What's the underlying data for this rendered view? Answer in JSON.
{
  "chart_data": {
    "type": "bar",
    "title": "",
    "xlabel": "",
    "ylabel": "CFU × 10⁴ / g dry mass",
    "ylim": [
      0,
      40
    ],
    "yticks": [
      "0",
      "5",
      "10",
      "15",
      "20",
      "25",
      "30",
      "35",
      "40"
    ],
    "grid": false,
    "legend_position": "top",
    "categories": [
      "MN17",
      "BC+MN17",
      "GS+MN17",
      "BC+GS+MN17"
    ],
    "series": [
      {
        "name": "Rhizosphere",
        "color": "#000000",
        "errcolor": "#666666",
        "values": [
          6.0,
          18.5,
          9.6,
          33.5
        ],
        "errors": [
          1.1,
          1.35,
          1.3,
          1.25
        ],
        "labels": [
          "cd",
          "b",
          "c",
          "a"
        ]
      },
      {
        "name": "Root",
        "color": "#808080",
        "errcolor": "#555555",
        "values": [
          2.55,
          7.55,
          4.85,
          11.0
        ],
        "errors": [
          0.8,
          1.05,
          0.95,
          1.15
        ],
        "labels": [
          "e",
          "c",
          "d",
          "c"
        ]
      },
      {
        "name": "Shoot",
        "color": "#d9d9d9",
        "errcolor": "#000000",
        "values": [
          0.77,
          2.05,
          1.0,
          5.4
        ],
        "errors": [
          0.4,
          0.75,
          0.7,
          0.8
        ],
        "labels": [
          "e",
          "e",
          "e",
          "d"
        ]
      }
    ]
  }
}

☆ ☆ ☆ ☆ ☆

WRITTEN PROBLEM →
Write out the data again, exactly and in full.

OUTPUT FOR THIS TASK →
What's the underlying data for this rendered view? Answer in JSON.
{
  "chart_data": {
    "type": "bar",
    "title": "",
    "xlabel": "",
    "ylabel": "CFU × 10⁴ / g dry mass",
    "ylim": [
      0,
      40
    ],
    "yticks": [
      "0",
      "5",
      "10",
      "15",
      "20",
      "25",
      "30",
      "35",
      "40"
    ],
    "grid": false,
    "legend_position": "top",
    "categories": [
      "MN17",
      "BC+MN17",
      "GS+MN17",
      "BC+GS+MN17"
    ],
    "series": [
      {
        "name": "Rhizosphere",
        "color": "#000000",
        "errcolor": "#666666",
        "values": [
          6.0,
          18.5,
          9.6,
          33.5
        ],
        "errors": [
          1.1,
          1.35,
          1.3,
          1.25
        ],
        "labels": [
          "cd",
          "b",
          "c",
          "a"
        ]
      },
      {
        "name": "Root",
        "color": "#808080",
        "errcolor": "#555555",
        "values": [
          2.55,
          7.55,
          4.85,
          11.0
        ],
        "errors": [
          0.8,
          1.05,
          0.95,
          1.15
        ],
        "labels": [
          "e",
          "c",
          "d",
          "c"
        ]
      },
      {
        "name": "Shoot",
        "color": "#d9d9d9",
        "errcolor": "#000000",
        "values": [
          0.77,
          2.05,
          1.0,
          5.4
        ],
        "errors": [
          0.4,
          0.75,
          0.7,
          0.8
        ],
        "labels": [
          "e",
          "e",
          "e",
          "d"
        ]
      }
    ]
  }
}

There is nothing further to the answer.